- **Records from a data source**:
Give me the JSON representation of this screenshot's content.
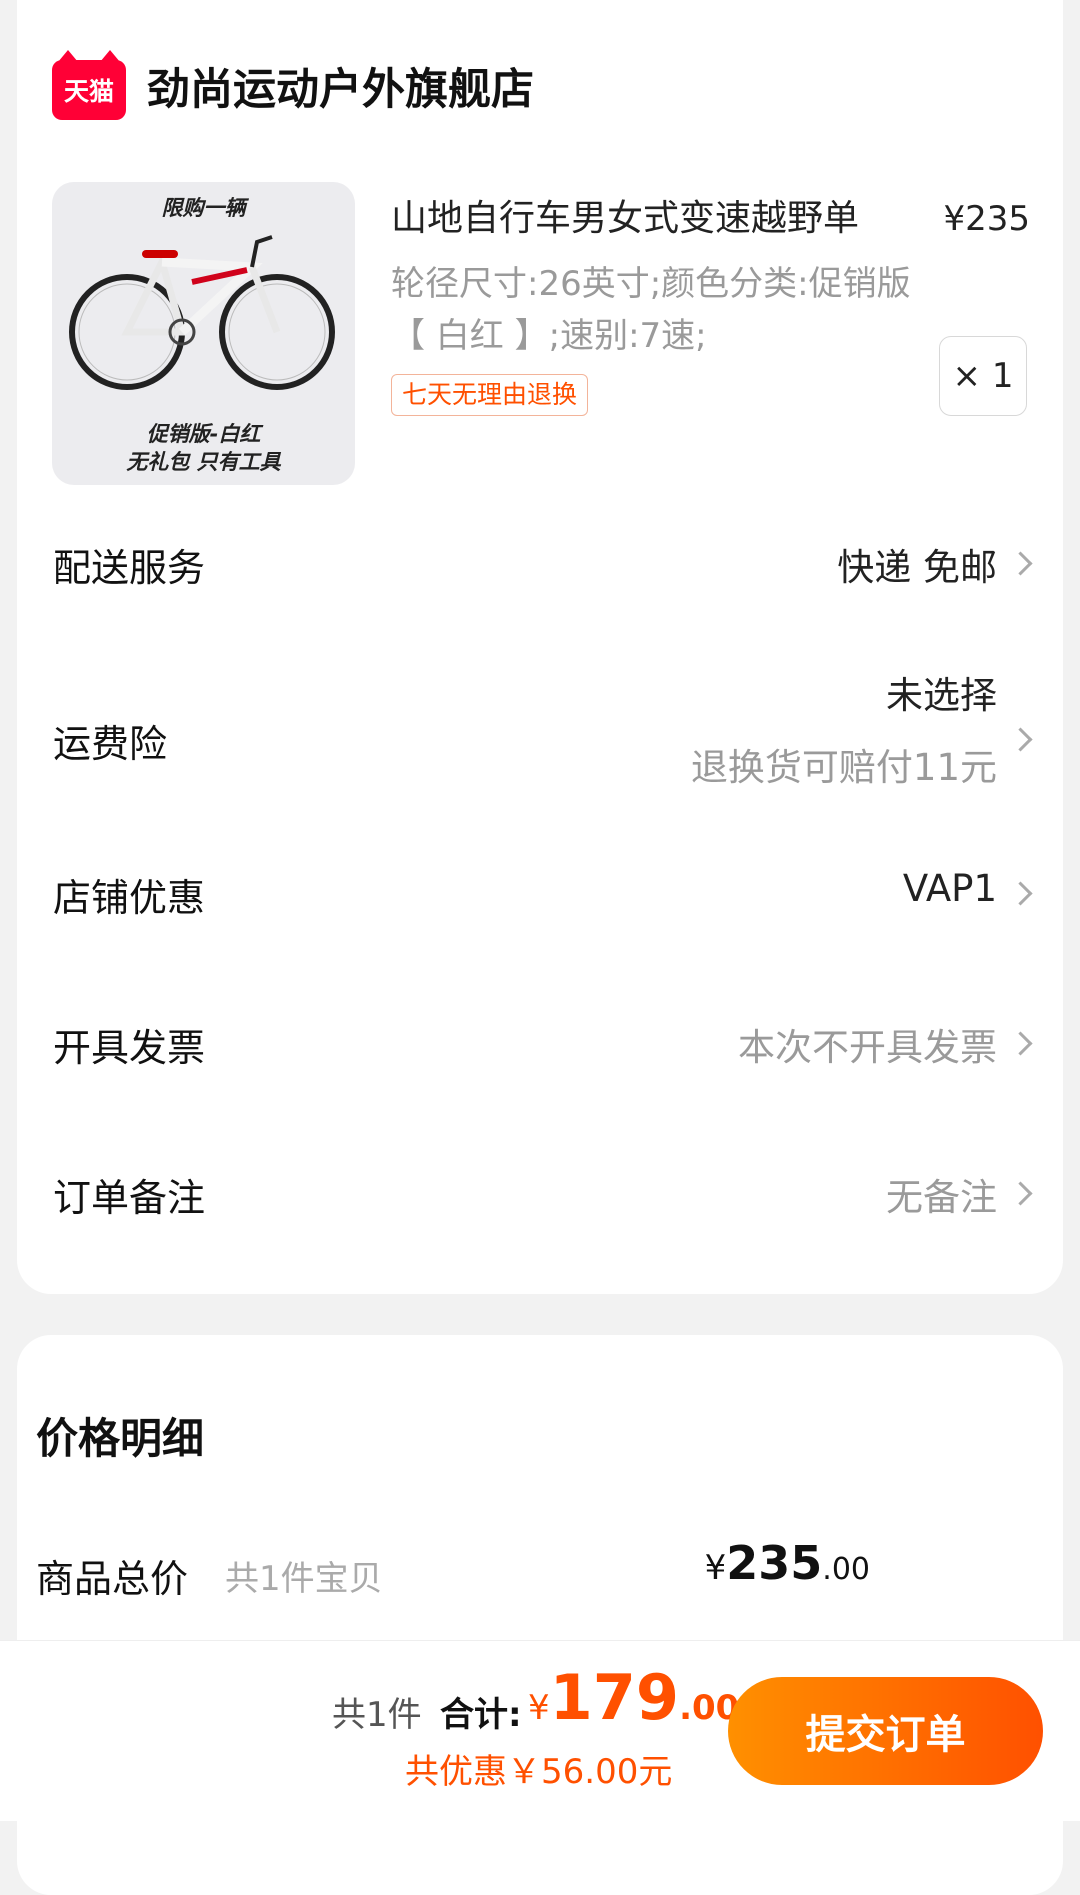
{
  "store": {
    "logo_text": "天猫",
    "name": "劲尚运动户外旗舰店"
  },
  "product": {
    "image": {
      "top_text": "限购一辆",
      "bottom_line1": "促销版-白红",
      "bottom_line2": "无礼包 只有工具"
    },
    "title": "山地自行车男女式变速越野单",
    "price": "¥235",
    "spec": "轮径尺寸:26英寸;颜色分类:促销版【 白红 】;速别:7速;",
    "badge": "七天无理由退换",
    "quantity": "× 1"
  },
  "rows": {
    "delivery": {
      "label": "配送服务",
      "value": "快递 免邮"
    },
    "insurance": {
      "label": "运费险",
      "value": "未选择",
      "sub": "退换货可赔付11元"
    },
    "discount": {
      "label": "店铺优惠",
      "value": "VAP1"
    },
    "invoice": {
      "label": "开具发票",
      "value": "本次不开具发票"
    },
    "note": {
      "label": "订单备注",
      "value": "无备注"
    }
  },
  "price_detail": {
    "title": "价格明细",
    "total_label": "商品总价",
    "total_sub": "共1件宝贝",
    "total_currency": "¥",
    "total_int": "235",
    "total_dec": ".00"
  },
  "bottom": {
    "count": "共1件",
    "total_label": "合计:",
    "currency": "¥",
    "amount_int": "179",
    "amount_dec": ".00",
    "discount": "共优惠￥56.00元",
    "submit": "提交订单"
  },
  "colors": {
    "accent": "#ff5000",
    "brand_red": "#ff0036"
  }
}
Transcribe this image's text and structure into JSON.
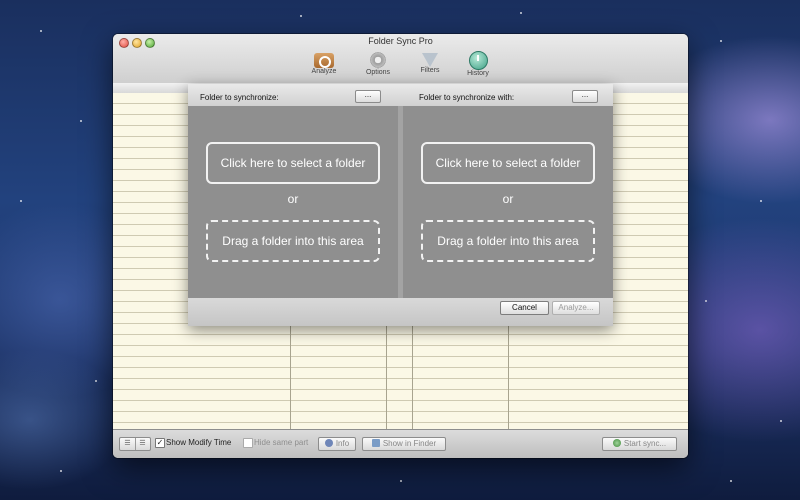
{
  "window": {
    "title": "Folder Sync Pro"
  },
  "toolbar": {
    "analyze_label": "Analyze",
    "options_label": "Options",
    "filters_label": "Filters",
    "history_label": "History"
  },
  "sheet": {
    "source_label": "Folder to synchronize:",
    "target_label": "Folder to synchronize with:",
    "browse_label": "...",
    "select_folder_label": "Click here to select a folder",
    "or_label": "or",
    "drag_label": "Drag a folder into this area",
    "cancel_label": "Cancel",
    "analyze_label": "Analyze..."
  },
  "bottombar": {
    "view_seg_left": "☰",
    "view_seg_right": "☰",
    "show_modify_time_label": "Show Modify Time",
    "show_modify_time_checked": "✓",
    "hide_same_part_label": "Hide same part",
    "info_label": "Info",
    "show_in_finder_label": "Show in Finder",
    "start_sync_label": "Start sync..."
  }
}
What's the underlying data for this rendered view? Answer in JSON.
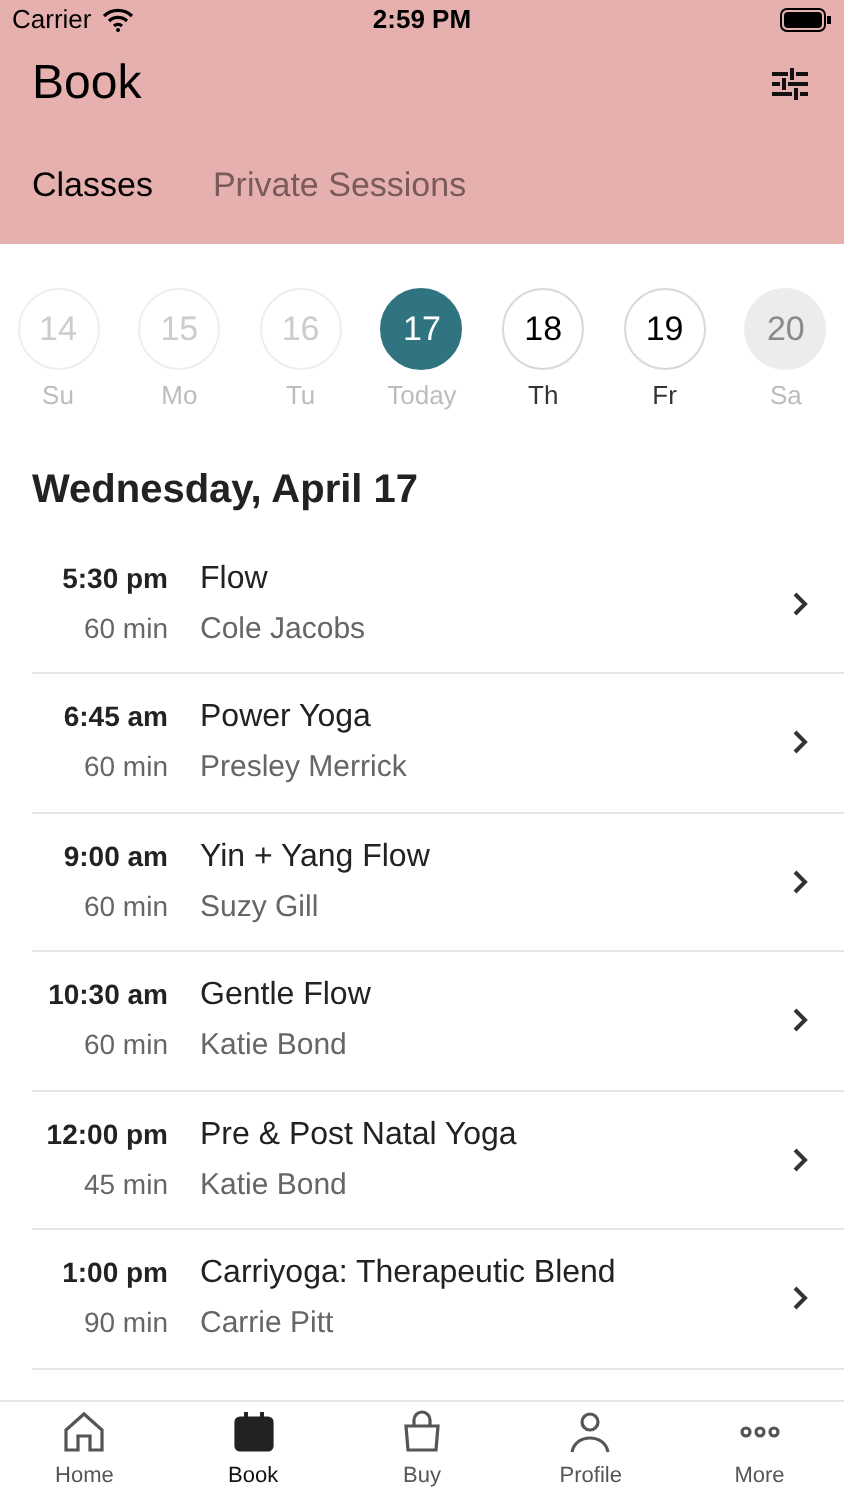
{
  "status_bar": {
    "carrier": "Carrier",
    "time": "2:59 PM"
  },
  "header": {
    "title": "Book"
  },
  "tabs": [
    {
      "label": "Classes",
      "selected": true
    },
    {
      "label": "Private Sessions",
      "selected": false
    }
  ],
  "days": [
    {
      "date": "14",
      "label": "Su",
      "kind": "past",
      "selected": false
    },
    {
      "date": "15",
      "label": "Mo",
      "kind": "past",
      "selected": false
    },
    {
      "date": "16",
      "label": "Tu",
      "kind": "past",
      "selected": false
    },
    {
      "date": "17",
      "label": "Today",
      "kind": "past",
      "selected": true
    },
    {
      "date": "18",
      "label": "Th",
      "kind": "open",
      "selected": false
    },
    {
      "date": "19",
      "label": "Fr",
      "kind": "open",
      "selected": false
    },
    {
      "date": "20",
      "label": "Sa",
      "kind": "closed",
      "selected": false
    }
  ],
  "day_heading": "Wednesday, April 17",
  "classes": [
    {
      "time": "5:30 pm",
      "duration": "60 min",
      "name": "Flow",
      "teacher": "Cole Jacobs"
    },
    {
      "time": "6:45 am",
      "duration": "60 min",
      "name": "Power Yoga",
      "teacher": "Presley Merrick"
    },
    {
      "time": "9:00 am",
      "duration": "60 min",
      "name": "Yin + Yang Flow",
      "teacher": "Suzy Gill"
    },
    {
      "time": "10:30 am",
      "duration": "60 min",
      "name": "Gentle Flow",
      "teacher": "Katie Bond"
    },
    {
      "time": "12:00 pm",
      "duration": "45 min",
      "name": "Pre & Post Natal Yoga",
      "teacher": "Katie Bond"
    },
    {
      "time": "1:00 pm",
      "duration": "90 min",
      "name": "Carriyoga: Therapeutic Blend",
      "teacher": "Carrie Pitt"
    }
  ],
  "tab_bar": [
    {
      "label": "Home",
      "kind": "home",
      "selected": false
    },
    {
      "label": "Book",
      "kind": "book",
      "selected": true
    },
    {
      "label": "Buy",
      "kind": "buy",
      "selected": false
    },
    {
      "label": "Profile",
      "kind": "profile",
      "selected": false
    },
    {
      "label": "More",
      "kind": "more",
      "selected": false
    }
  ]
}
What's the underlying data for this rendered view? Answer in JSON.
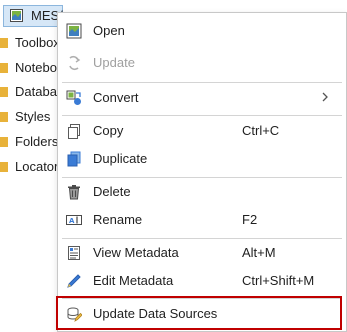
{
  "tree": {
    "selected_label": "MES/",
    "items": [
      "Toolbox",
      "Notebo",
      "Databas",
      "Styles",
      "Folders",
      "Locators"
    ]
  },
  "menu": {
    "items": [
      {
        "label": "Open",
        "shortcut": "",
        "icon": "map-open-icon",
        "enabled": true
      },
      {
        "label": "Update",
        "shortcut": "",
        "icon": "update-icon",
        "enabled": false
      },
      {
        "label": "Convert",
        "shortcut": "",
        "icon": "convert-icon",
        "enabled": true,
        "submenu": true
      },
      {
        "label": "Copy",
        "shortcut": "Ctrl+C",
        "icon": "copy-icon",
        "enabled": true
      },
      {
        "label": "Duplicate",
        "shortcut": "",
        "icon": "duplicate-icon",
        "enabled": true
      },
      {
        "label": "Delete",
        "shortcut": "",
        "icon": "trash-icon",
        "enabled": true
      },
      {
        "label": "Rename",
        "shortcut": "F2",
        "icon": "rename-icon",
        "enabled": true
      },
      {
        "label": "View Metadata",
        "shortcut": "Alt+M",
        "icon": "view-metadata-icon",
        "enabled": true
      },
      {
        "label": "Edit Metadata",
        "shortcut": "Ctrl+Shift+M",
        "icon": "edit-metadata-icon",
        "enabled": true
      },
      {
        "label": "Update Data Sources",
        "shortcut": "",
        "icon": "update-data-sources-icon",
        "enabled": true,
        "highlighted": true
      }
    ]
  },
  "colors": {
    "highlight_border": "#c00000",
    "selection_bg": "#d6e7f7",
    "folder_yellow": "#e8b23a",
    "icon_blue": "#3a7bd5"
  }
}
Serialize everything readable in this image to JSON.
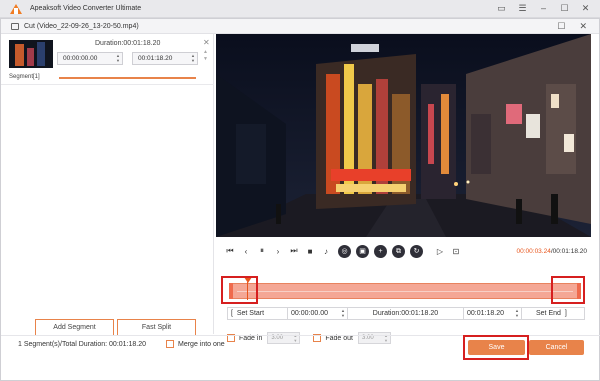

- **Work instructions**: Without the pictures, transcribe the listing above exactly.

- **Complete output**:
Give me the JSON representation of this screenshot's content.
{
  "store": {
    "logo_text": "天猫",
    "name": "劲尚运动户外旗舰店"
  },
  "product": {
    "image": {
      "top_text": "限购一辆",
      "bottom_line1": "促销版-白红",
      "bottom_line2": "无礼包 只有工具"
    },
    "title": "山地自行车男女式变速越野单",
    "price": "¥235",
    "spec": "轮径尺寸:26英寸;颜色分类:促销版【 白红 】;速别:7速;",
    "badge": "七天无理由退换",
    "quantity": "× 1"
  },
  "rows": {
    "delivery": {
      "label": "配送服务",
      "value": "快递 免邮"
    },
    "insurance": {
      "label": "运费险",
      "value": "未选择",
      "sub": "退换货可赔付11元"
    },
    "discount": {
      "label": "店铺优惠",
      "value": "VAP1"
    },
    "invoice": {
      "label": "开具发票",
      "value": "本次不开具发票"
    },
    "note": {
      "label": "订单备注",
      "value": "无备注"
    }
  },
  "price_detail": {
    "title": "价格明细",
    "total_label": "商品总价",
    "total_sub": "共1件宝贝",
    "total_currency": "¥",
    "total_int": "235",
    "total_dec": ".00"
  },
  "bottom": {
    "count": "共1件",
    "total_label": "合计:",
    "currency": "¥",
    "amount_int": "179",
    "amount_dec": ".00",
    "discount": "共优惠￥56.00元",
    "submit": "提交订单"
  },
  "colors": {
    "accent": "#ff5000",
    "brand_red": "#ff0036"
  }
}
Transcribe this image's text and structure into JSON.
{
  "window": {
    "title": "Folder Sync Pro"
  },
  "toolbar": {
    "analyze_label": "Analyze",
    "options_label": "Options",
    "filters_label": "Filters",
    "history_label": "History"
  },
  "sheet": {
    "source_label": "Folder to synchronize:",
    "target_label": "Folder to synchronize with:",
    "browse_label": "...",
    "select_folder_label": "Click here to select a folder",
    "or_label": "or",
    "drag_label": "Drag a folder into this area",
    "cancel_label": "Cancel",
    "analyze_label": "Analyze..."
  },
  "bottombar": {
    "view_seg_left": "☰",
    "view_seg_right": "☰",
    "show_modify_time_label": "Show Modify Time",
    "show_modify_time_checked": "✓",
    "hide_same_part_label": "Hide same part",
    "info_label": "Info",
    "show_in_finder_label": "Show in Finder",
    "start_sync_label": "Start sync..."
  }
}
What's the underlying data for this rendered view? Answer in JSON.
{
  "status_bar": {
    "carrier": "Carrier",
    "time": "2:59 PM"
  },
  "header": {
    "title": "Book"
  },
  "tabs": [
    {
      "label": "Classes",
      "selected": true
    },
    {
      "label": "Private Sessions",
      "selected": false
    }
  ],
  "days": [
    {
      "date": "14",
      "label": "Su",
      "kind": "past",
      "selected": false
    },
    {
      "date": "15",
      "label": "Mo",
      "kind": "past",
      "selected": false
    },
    {
      "date": "16",
      "label": "Tu",
      "kind": "past",
      "selected": false
    },
    {
      "date": "17",
      "label": "Today",
      "kind": "past",
      "selected": true
    },
    {
      "date": "18",
      "label": "Th",
      "kind": "open",
      "selected": false
    },
    {
      "date": "19",
      "label": "Fr",
      "kind": "open",
      "selected": false
    },
    {
      "date": "20",
      "label": "Sa",
      "kind": "closed",
      "selected": false
    }
  ],
  "day_heading": "Wednesday, April 17",
  "classes": [
    {
      "time": "5:30 pm",
      "duration": "60 min",
      "name": "Flow",
      "teacher": "Cole Jacobs"
    },
    {
      "time": "6:45 am",
      "duration": "60 min",
      "name": "Power Yoga",
      "teacher": "Presley Merrick"
    },
    {
      "time": "9:00 am",
      "duration": "60 min",
      "name": "Yin + Yang Flow",
      "teacher": "Suzy Gill"
    },
    {
      "time": "10:30 am",
      "duration": "60 min",
      "name": "Gentle Flow",
      "teacher": "Katie Bond"
    },
    {
      "time": "12:00 pm",
      "duration": "45 min",
      "name": "Pre & Post Natal Yoga",
      "teacher": "Katie Bond"
    },
    {
      "time": "1:00 pm",
      "duration": "90 min",
      "name": "Carriyoga: Therapeutic Blend",
      "teacher": "Carrie Pitt"
    }
  ],
  "tab_bar": [
    {
      "label": "Home",
      "kind": "home",
      "selected": false
    },
    {
      "label": "Book",
      "kind": "book",
      "selected": true
    },
    {
      "label": "Buy",
      "kind": "buy",
      "selected": false
    },
    {
      "label": "Profile",
      "kind": "profile",
      "selected": false
    },
    {
      "label": "More",
      "kind": "more",
      "selected": false
    }
  ]
}
What's the underlying data for this rendered view? Answer in JSON.
{
  "tree": {
    "selected_label": "MES/",
    "items": [
      "Toolbox",
      "Notebo",
      "Databas",
      "Styles",
      "Folders",
      "Locators"
    ]
  },
  "menu": {
    "items": [
      {
        "label": "Open",
        "shortcut": "",
        "icon": "map-open-icon",
        "enabled": true
      },
      {
        "label": "Update",
        "shortcut": "",
        "icon": "update-icon",
        "enabled": false
      },
      {
        "label": "Convert",
        "shortcut": "",
        "icon": "convert-icon",
        "enabled": true,
        "submenu": true
      },
      {
        "label": "Copy",
        "shortcut": "Ctrl+C",
        "icon": "copy-icon",
        "enabled": true
      },
      {
        "label": "Duplicate",
        "shortcut": "",
        "icon": "duplicate-icon",
        "enabled": true
      },
      {
        "label": "Delete",
        "shortcut": "",
        "icon": "trash-icon",
        "enabled": true
      },
      {
        "label": "Rename",
        "shortcut": "F2",
        "icon": "rename-icon",
        "enabled": true
      },
      {
        "label": "View Metadata",
        "shortcut": "Alt+M",
        "icon": "view-metadata-icon",
        "enabled": true
      },
      {
        "label": "Edit Metadata",
        "shortcut": "Ctrl+Shift+M",
        "icon": "edit-metadata-icon",
        "enabled": true
      },
      {
        "label": "Update Data Sources",
        "shortcut": "",
        "icon": "update-data-sources-icon",
        "enabled": true,
        "highlighted": true
      }
    ]
  },
  "colors": {
    "highlight_border": "#c00000",
    "selection_bg": "#d6e7f7",
    "folder_yellow": "#e8b23a",
    "icon_blue": "#3a7bd5"
  }
}
Serialize everything readable in this image to JSON.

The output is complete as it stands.